Exercise task – Retype the listing that follows, word for word.

Data records
-=-=-=-=-
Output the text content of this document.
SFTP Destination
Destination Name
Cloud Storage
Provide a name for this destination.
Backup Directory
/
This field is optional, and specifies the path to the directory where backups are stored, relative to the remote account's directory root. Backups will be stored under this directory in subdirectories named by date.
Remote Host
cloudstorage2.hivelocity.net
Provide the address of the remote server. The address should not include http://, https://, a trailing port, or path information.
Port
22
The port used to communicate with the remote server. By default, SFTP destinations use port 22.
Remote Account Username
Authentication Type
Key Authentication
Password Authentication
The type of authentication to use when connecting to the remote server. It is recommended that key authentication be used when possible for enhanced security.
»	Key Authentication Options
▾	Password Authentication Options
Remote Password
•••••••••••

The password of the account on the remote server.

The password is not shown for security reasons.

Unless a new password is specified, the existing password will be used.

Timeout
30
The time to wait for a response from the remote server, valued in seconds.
-=-=-=-=-
Task response –
Output the text content of this document.
SFTP Destination
Destination Name
Cloud Storage
Provide a name for this destination.
Backup Directory
/
This field is optional, and specifies the path to the directory where backups are stored, relative to the remote account's directory root. Backups will be stored under this directory in subdirectories named by date.
Remote Host
cloudstorage2.hivelocity.net
Provide the address of the remote server. The address should not include http://, https://, a trailing port, or path information.
Port
22
The port used to communicate with the remote server. By default, SFTP destinations use port 22.
Remote Account Username
Authentication Type
Key Authentication
Password Authentication
The type of authentication to use when connecting to the remote server. It is recommended that key authentication be used when possible for enhanced security.
»	Key Authentication Options
▾	Password Authentication Options
Remote Password
•••••••••••

The password of the account on the remote server.

The password is not shown for security reasons.

Unless a new password is specified, the existing password will be used.

Timeout
30
The time to wait for a response from the remote server, valued in seconds.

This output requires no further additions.